What you will do
Reproduce the following records verbatim, keeping every line unchanged.

Data shown
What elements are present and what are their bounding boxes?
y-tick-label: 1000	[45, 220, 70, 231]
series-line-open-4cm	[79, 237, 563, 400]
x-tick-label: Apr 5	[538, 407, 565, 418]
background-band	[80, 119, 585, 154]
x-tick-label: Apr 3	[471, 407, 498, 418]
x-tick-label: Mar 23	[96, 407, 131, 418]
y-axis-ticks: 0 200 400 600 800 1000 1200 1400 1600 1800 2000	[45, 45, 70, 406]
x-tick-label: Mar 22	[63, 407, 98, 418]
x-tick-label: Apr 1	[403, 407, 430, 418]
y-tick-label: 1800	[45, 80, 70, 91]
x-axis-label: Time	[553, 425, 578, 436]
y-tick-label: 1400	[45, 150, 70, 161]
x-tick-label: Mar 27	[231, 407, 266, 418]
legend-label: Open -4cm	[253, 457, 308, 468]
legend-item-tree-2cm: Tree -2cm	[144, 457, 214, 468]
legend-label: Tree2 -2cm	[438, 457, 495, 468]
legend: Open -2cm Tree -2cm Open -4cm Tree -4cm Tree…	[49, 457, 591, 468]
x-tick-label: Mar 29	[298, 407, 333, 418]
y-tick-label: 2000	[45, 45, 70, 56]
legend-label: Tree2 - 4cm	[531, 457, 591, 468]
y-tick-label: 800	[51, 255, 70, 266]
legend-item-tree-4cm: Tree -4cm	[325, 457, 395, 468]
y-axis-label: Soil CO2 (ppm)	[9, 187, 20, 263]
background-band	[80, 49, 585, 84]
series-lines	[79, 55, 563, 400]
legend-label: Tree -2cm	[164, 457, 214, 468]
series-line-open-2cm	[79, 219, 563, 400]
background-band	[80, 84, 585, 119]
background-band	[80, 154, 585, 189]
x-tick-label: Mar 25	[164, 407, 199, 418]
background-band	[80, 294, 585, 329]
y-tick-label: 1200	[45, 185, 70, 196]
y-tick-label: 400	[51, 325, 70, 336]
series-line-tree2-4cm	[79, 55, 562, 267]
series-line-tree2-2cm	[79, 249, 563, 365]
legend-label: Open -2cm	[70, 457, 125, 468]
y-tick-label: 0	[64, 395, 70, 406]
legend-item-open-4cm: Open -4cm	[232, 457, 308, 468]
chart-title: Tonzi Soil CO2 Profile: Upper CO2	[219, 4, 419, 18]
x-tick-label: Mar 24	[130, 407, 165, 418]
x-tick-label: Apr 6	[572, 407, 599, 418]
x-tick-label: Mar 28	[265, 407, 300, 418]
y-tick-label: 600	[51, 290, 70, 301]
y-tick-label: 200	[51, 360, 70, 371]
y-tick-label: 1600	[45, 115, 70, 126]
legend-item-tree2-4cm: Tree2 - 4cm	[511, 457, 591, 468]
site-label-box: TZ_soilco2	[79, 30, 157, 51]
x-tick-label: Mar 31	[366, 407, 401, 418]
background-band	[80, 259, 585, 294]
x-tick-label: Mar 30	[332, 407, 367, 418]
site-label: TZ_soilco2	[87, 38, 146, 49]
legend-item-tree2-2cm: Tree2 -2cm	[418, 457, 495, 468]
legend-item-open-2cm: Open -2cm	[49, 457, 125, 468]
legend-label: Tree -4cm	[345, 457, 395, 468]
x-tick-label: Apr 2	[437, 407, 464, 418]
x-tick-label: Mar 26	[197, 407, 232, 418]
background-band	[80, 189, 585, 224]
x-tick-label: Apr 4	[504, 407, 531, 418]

Answer to the problem
What elements are present and what are their bounding boxes?
y-tick-label: 1000	[45, 220, 70, 231]
series-line-open-4cm	[79, 237, 563, 400]
x-tick-label: Apr 5	[538, 407, 565, 418]
background-band	[80, 119, 585, 154]
x-tick-label: Apr 3	[471, 407, 498, 418]
x-tick-label: Mar 23	[96, 407, 131, 418]
y-axis-ticks: 0 200 400 600 800 1000 1200 1400 1600 1800 2000	[45, 45, 70, 406]
x-tick-label: Mar 22	[63, 407, 98, 418]
x-tick-label: Apr 1	[403, 407, 430, 418]
y-tick-label: 1800	[45, 80, 70, 91]
x-axis-label: Time	[553, 425, 578, 436]
y-tick-label: 1400	[45, 150, 70, 161]
x-tick-label: Mar 27	[231, 407, 266, 418]
legend-label: Open -4cm	[253, 457, 308, 468]
legend-item-tree-2cm: Tree -2cm	[144, 457, 214, 468]
legend-label: Tree2 -2cm	[438, 457, 495, 468]
legend: Open -2cm Tree -2cm Open -4cm Tree -4cm Tree…	[49, 457, 591, 468]
x-tick-label: Mar 29	[298, 407, 333, 418]
y-tick-label: 2000	[45, 45, 70, 56]
legend-label: Tree2 - 4cm	[531, 457, 591, 468]
y-tick-label: 800	[51, 255, 70, 266]
legend-item-tree-4cm: Tree -4cm	[325, 457, 395, 468]
y-axis-label: Soil CO2 (ppm)	[9, 187, 20, 263]
background-band	[80, 49, 585, 84]
series-lines	[79, 55, 563, 400]
legend-label: Tree -2cm	[164, 457, 214, 468]
series-line-open-2cm	[79, 219, 563, 400]
background-band	[80, 84, 585, 119]
background-band	[80, 154, 585, 189]
x-tick-label: Mar 25	[164, 407, 199, 418]
background-band	[80, 294, 585, 329]
y-tick-label: 1200	[45, 185, 70, 196]
y-tick-label: 400	[51, 325, 70, 336]
series-line-tree2-4cm	[79, 55, 562, 267]
series-line-tree2-2cm	[79, 249, 563, 365]
legend-label: Open -2cm	[70, 457, 125, 468]
y-tick-label: 0	[64, 395, 70, 406]
legend-item-open-4cm: Open -4cm	[232, 457, 308, 468]
chart-title: Tonzi Soil CO2 Profile: Upper CO2	[219, 4, 419, 18]
x-tick-label: Mar 24	[130, 407, 165, 418]
x-tick-label: Apr 6	[572, 407, 599, 418]
x-tick-label: Mar 28	[265, 407, 300, 418]
y-tick-label: 600	[51, 290, 70, 301]
y-tick-label: 200	[51, 360, 70, 371]
y-tick-label: 1600	[45, 115, 70, 126]
legend-item-tree2-4cm: Tree2 - 4cm	[511, 457, 591, 468]
site-label-box: TZ_soilco2	[79, 30, 157, 51]
x-tick-label: Mar 31	[366, 407, 401, 418]
background-band	[80, 259, 585, 294]
x-tick-label: Mar 30	[332, 407, 367, 418]
site-label: TZ_soilco2	[87, 38, 146, 49]
legend-item-tree2-2cm: Tree2 -2cm	[418, 457, 495, 468]
legend-item-open-2cm: Open -2cm	[49, 457, 125, 468]
legend-label: Tree -4cm	[345, 457, 395, 468]
x-tick-label: Apr 2	[437, 407, 464, 418]
x-tick-label: Mar 26	[197, 407, 232, 418]
background-band	[80, 189, 585, 224]
x-tick-label: Apr 4	[504, 407, 531, 418]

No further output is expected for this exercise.